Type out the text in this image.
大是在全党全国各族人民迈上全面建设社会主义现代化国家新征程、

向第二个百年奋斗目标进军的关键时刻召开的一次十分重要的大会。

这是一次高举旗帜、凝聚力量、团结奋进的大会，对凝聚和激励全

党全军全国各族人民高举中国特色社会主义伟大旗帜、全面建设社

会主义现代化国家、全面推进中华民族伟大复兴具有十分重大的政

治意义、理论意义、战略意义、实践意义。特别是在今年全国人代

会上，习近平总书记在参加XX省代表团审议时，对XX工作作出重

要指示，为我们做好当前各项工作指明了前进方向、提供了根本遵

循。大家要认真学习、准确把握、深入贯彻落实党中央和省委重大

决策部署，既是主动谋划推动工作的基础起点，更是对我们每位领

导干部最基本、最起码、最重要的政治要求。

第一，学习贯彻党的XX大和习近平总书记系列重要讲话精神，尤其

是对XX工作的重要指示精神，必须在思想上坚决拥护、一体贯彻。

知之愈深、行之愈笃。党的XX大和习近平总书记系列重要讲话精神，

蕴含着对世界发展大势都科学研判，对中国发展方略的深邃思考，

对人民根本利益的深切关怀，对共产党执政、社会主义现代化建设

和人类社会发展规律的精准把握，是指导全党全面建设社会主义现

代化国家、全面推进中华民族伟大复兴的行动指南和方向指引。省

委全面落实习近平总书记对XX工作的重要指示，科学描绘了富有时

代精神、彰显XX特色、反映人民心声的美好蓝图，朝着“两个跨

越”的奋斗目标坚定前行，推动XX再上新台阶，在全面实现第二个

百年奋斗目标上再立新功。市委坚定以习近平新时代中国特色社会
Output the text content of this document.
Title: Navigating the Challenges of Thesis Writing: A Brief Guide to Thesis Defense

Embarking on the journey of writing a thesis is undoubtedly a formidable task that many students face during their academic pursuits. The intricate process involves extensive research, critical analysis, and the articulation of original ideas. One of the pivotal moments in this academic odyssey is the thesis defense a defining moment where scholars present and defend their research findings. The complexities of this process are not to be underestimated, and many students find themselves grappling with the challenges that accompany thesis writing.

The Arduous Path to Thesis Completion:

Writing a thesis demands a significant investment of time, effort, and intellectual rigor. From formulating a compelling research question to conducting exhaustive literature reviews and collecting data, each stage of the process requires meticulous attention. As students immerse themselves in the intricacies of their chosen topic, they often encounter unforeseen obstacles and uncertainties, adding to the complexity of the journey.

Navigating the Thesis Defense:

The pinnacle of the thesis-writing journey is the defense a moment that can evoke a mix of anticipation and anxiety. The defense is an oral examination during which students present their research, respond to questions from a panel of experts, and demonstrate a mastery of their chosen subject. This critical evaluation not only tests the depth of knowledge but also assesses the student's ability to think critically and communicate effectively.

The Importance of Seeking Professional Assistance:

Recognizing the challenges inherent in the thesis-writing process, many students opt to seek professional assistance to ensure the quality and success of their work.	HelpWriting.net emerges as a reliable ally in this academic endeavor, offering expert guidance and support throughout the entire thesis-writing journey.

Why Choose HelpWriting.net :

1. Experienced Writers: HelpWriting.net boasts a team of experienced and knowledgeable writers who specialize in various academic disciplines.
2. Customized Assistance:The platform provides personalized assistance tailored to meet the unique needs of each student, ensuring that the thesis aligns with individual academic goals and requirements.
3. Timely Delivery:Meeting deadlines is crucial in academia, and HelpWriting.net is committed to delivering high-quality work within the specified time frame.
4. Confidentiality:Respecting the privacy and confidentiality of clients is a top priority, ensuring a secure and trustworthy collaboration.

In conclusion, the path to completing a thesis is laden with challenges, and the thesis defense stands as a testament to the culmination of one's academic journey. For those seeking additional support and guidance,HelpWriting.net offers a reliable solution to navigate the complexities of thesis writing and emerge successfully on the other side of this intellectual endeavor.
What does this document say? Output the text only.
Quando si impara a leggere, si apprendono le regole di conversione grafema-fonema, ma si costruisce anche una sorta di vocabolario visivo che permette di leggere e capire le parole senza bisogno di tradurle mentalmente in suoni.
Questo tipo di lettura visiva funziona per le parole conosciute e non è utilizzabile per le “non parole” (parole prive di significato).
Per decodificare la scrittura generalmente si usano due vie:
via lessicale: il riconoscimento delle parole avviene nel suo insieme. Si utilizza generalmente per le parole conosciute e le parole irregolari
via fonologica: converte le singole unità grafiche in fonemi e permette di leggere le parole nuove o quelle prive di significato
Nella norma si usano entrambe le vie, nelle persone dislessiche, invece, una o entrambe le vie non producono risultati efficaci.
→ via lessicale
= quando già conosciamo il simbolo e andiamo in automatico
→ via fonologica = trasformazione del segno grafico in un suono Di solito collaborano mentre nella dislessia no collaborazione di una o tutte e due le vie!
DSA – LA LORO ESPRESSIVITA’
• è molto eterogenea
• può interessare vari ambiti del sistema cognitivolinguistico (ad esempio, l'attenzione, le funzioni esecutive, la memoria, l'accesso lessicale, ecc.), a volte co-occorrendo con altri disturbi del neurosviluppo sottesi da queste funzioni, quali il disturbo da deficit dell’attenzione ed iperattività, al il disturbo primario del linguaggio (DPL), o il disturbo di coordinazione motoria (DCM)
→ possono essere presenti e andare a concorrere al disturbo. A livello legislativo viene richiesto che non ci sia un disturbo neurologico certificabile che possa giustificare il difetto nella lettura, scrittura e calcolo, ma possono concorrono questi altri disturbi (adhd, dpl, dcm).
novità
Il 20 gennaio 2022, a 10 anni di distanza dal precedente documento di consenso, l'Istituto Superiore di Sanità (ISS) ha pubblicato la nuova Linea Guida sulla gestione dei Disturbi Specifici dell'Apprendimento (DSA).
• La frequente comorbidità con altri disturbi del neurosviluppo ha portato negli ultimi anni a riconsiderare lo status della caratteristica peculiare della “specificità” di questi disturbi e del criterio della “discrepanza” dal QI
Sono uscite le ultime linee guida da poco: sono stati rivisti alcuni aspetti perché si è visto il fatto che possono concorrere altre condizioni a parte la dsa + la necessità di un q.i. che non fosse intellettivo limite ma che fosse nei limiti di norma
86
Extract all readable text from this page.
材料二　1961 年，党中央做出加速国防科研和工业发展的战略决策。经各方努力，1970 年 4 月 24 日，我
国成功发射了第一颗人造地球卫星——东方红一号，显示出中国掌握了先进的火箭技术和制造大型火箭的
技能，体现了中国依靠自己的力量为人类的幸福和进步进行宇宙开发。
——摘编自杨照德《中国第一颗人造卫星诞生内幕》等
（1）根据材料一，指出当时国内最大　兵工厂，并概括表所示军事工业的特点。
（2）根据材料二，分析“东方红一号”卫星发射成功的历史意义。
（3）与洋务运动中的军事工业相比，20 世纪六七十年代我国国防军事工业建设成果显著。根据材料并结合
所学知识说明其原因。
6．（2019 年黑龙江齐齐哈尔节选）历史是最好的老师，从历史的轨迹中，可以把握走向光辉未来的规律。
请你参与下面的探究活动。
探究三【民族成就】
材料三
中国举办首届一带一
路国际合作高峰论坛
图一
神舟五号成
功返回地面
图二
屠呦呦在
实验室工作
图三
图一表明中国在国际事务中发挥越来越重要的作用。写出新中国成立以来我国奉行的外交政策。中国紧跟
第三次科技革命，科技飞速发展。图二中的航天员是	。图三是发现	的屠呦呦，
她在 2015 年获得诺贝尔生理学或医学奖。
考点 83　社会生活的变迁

Given exercise: Give the entries again in full, exactly as they are written.

Exercise solution:
Type out the text in this image.
大是在全党全国各族人民迈上全面建设社会主义现代化国家新征程、

向第二个百年奋斗目标进军的关键时刻召开的一次十分重要的大会。

这是一次高举旗帜、凝聚力量、团结奋进的大会，对凝聚和激励全

党全军全国各族人民高举中国特色社会主义伟大旗帜、全面建设社

会主义现代化国家、全面推进中华民族伟大复兴具有十分重大的政

治意义、理论意义、战略意义、实践意义。特别是在今年全国人代

会上，习近平总书记在参加XX省代表团审议时，对XX工作作出重

要指示，为我们做好当前各项工作指明了前进方向、提供了根本遵

循。大家要认真学习、准确把握、深入贯彻落实党中央和省委重大

决策部署，既是主动谋划推动工作的基础起点，更是对我们每位领

导干部最基本、最起码、最重要的政治要求。

第一，学习贯彻党的XX大和习近平总书记系列重要讲话精神，尤其

是对XX工作的重要指示精神，必须在思想上坚决拥护、一体贯彻。

知之愈深、行之愈笃。党的XX大和习近平总书记系列重要讲话精神，

蕴含着对世界发展大势都科学研判，对中国发展方略的深邃思考，

对人民根本利益的深切关怀，对共产党执政、社会主义现代化建设

和人类社会发展规律的精准把握，是指导全党全面建设社会主义现

代化国家、全面推进中华民族伟大复兴的行动指南和方向指引。省

委全面落实习近平总书记对XX工作的重要指示，科学描绘了富有时

代精神、彰显XX特色、反映人民心声的美好蓝图，朝着“两个跨

越”的奋斗目标坚定前行，推动XX再上新台阶，在全面实现第二个

百年奋斗目标上再立新功。市委坚定以习近平新时代中国特色社会
Output the text content of this document.
Title: Navigating the Challenges of Thesis Writing: A Brief Guide to Thesis Defense

Embarking on the journey of writing a thesis is undoubtedly a formidable task that many students face during their academic pursuits. The intricate process involves extensive research, critical analysis, and the articulation of original ideas. One of the pivotal moments in this academic odyssey is the thesis defense a defining moment where scholars present and defend their research findings. The complexities of this process are not to be underestimated, and many students find themselves grappling with the challenges that accompany thesis writing.

The Arduous Path to Thesis Completion:

Writing a thesis demands a significant investment of time, effort, and intellectual rigor. From formulating a compelling research question to conducting exhaustive literature reviews and collecting data, each stage of the process requires meticulous attention. As students immerse themselves in the intricacies of their chosen topic, they often encounter unforeseen obstacles and uncertainties, adding to the complexity of the journey.

Navigating the Thesis Defense:

The pinnacle of the thesis-writing journey is the defense a moment that can evoke a mix of anticipation and anxiety. The defense is an oral examination during which students present their research, respond to questions from a panel of experts, and demonstrate a mastery of their chosen subject. This critical evaluation not only tests the depth of knowledge but also assesses the student's ability to think critically and communicate effectively.

The Importance of Seeking Professional Assistance:

Recognizing the challenges inherent in the thesis-writing process, many students opt to seek professional assistance to ensure the quality and success of their work.	HelpWriting.net emerges as a reliable ally in this academic endeavor, offering expert guidance and support throughout the entire thesis-writing journey.

Why Choose HelpWriting.net :

1. Experienced Writers: HelpWriting.net boasts a team of experienced and knowledgeable writers who specialize in various academic disciplines.
2. Customized Assistance:The platform provides personalized assistance tailored to meet the unique needs of each student, ensuring that the thesis aligns with individual academic goals and requirements.
3. Timely Delivery:Meeting deadlines is crucial in academia, and HelpWriting.net is committed to delivering high-quality work within the specified time frame.
4. Confidentiality:Respecting the privacy and confidentiality of clients is a top priority, ensuring a secure and trustworthy collaboration.

In conclusion, the path to completing a thesis is laden with challenges, and the thesis defense stands as a testament to the culmination of one's academic journey. For those seeking additional support and guidance,HelpWriting.net offers a reliable solution to navigate the complexities of thesis writing and emerge successfully on the other side of this intellectual endeavor.
What does this document say? Output the text only.
Quando si impara a leggere, si apprendono le regole di conversione grafema-fonema, ma si costruisce anche una sorta di vocabolario visivo che permette di leggere e capire le parole senza bisogno di tradurle mentalmente in suoni.
Questo tipo di lettura visiva funziona per le parole conosciute e non è utilizzabile per le “non parole” (parole prive di significato).
Per decodificare la scrittura generalmente si usano due vie:
via lessicale: il riconoscimento delle parole avviene nel suo insieme. Si utilizza generalmente per le parole conosciute e le parole irregolari
via fonologica: converte le singole unità grafiche in fonemi e permette di leggere le parole nuove o quelle prive di significato
Nella norma si usano entrambe le vie, nelle persone dislessiche, invece, una o entrambe le vie non producono risultati efficaci.
→ via lessicale
= quando già conosciamo il simbolo e andiamo in automatico
→ via fonologica = trasformazione del segno grafico in un suono Di solito collaborano mentre nella dislessia no collaborazione di una o tutte e due le vie!
DSA – LA LORO ESPRESSIVITA’
• è molto eterogenea
• può interessare vari ambiti del sistema cognitivolinguistico (ad esempio, l'attenzione, le funzioni esecutive, la memoria, l'accesso lessicale, ecc.), a volte co-occorrendo con altri disturbi del neurosviluppo sottesi da queste funzioni, quali il disturbo da deficit dell’attenzione ed iperattività, al il disturbo primario del linguaggio (DPL), o il disturbo di coordinazione motoria (DCM)
→ possono essere presenti e andare a concorrere al disturbo. A livello legislativo viene richiesto che non ci sia un disturbo neurologico certificabile che possa giustificare il difetto nella lettura, scrittura e calcolo, ma possono concorrono questi altri disturbi (adhd, dpl, dcm).
novità
Il 20 gennaio 2022, a 10 anni di distanza dal precedente documento di consenso, l'Istituto Superiore di Sanità (ISS) ha pubblicato la nuova Linea Guida sulla gestione dei Disturbi Specifici dell'Apprendimento (DSA).
• La frequente comorbidità con altri disturbi del neurosviluppo ha portato negli ultimi anni a riconsiderare lo status della caratteristica peculiare della “specificità” di questi disturbi e del criterio della “discrepanza” dal QI
Sono uscite le ultime linee guida da poco: sono stati rivisti alcuni aspetti perché si è visto il fatto che possono concorrere altre condizioni a parte la dsa + la necessità di un q.i. che non fosse intellettivo limite ma che fosse nei limiti di norma
86
Extract all readable text from this page.
材料二　1961 年，党中央做出加速国防科研和工业发展的战略决策。经各方努力，1970 年 4 月 24 日，我
国成功发射了第一颗人造地球卫星——东方红一号，显示出中国掌握了先进的火箭技术和制造大型火箭的
技能，体现了中国依靠自己的力量为人类的幸福和进步进行宇宙开发。
——摘编自杨照德《中国第一颗人造卫星诞生内幕》等
（1）根据材料一，指出当时国内最大　兵工厂，并概括表所示军事工业的特点。
（2）根据材料二，分析“东方红一号”卫星发射成功的历史意义。
（3）与洋务运动中的军事工业相比，20 世纪六七十年代我国国防军事工业建设成果显著。根据材料并结合
所学知识说明其原因。
6．（2019 年黑龙江齐齐哈尔节选）历史是最好的老师，从历史的轨迹中，可以把握走向光辉未来的规律。
请你参与下面的探究活动。
探究三【民族成就】
材料三
中国举办首届一带一
路国际合作高峰论坛
图一
神舟五号成
功返回地面
图二
屠呦呦在
实验室工作
图三
图一表明中国在国际事务中发挥越来越重要的作用。写出新中国成立以来我国奉行的外交政策。中国紧跟
第三次科技革命，科技飞速发展。图二中的航天员是	。图三是发现	的屠呦呦，
她在 2015 年获得诺贝尔生理学或医学奖。
考点 83　社会生活的变迁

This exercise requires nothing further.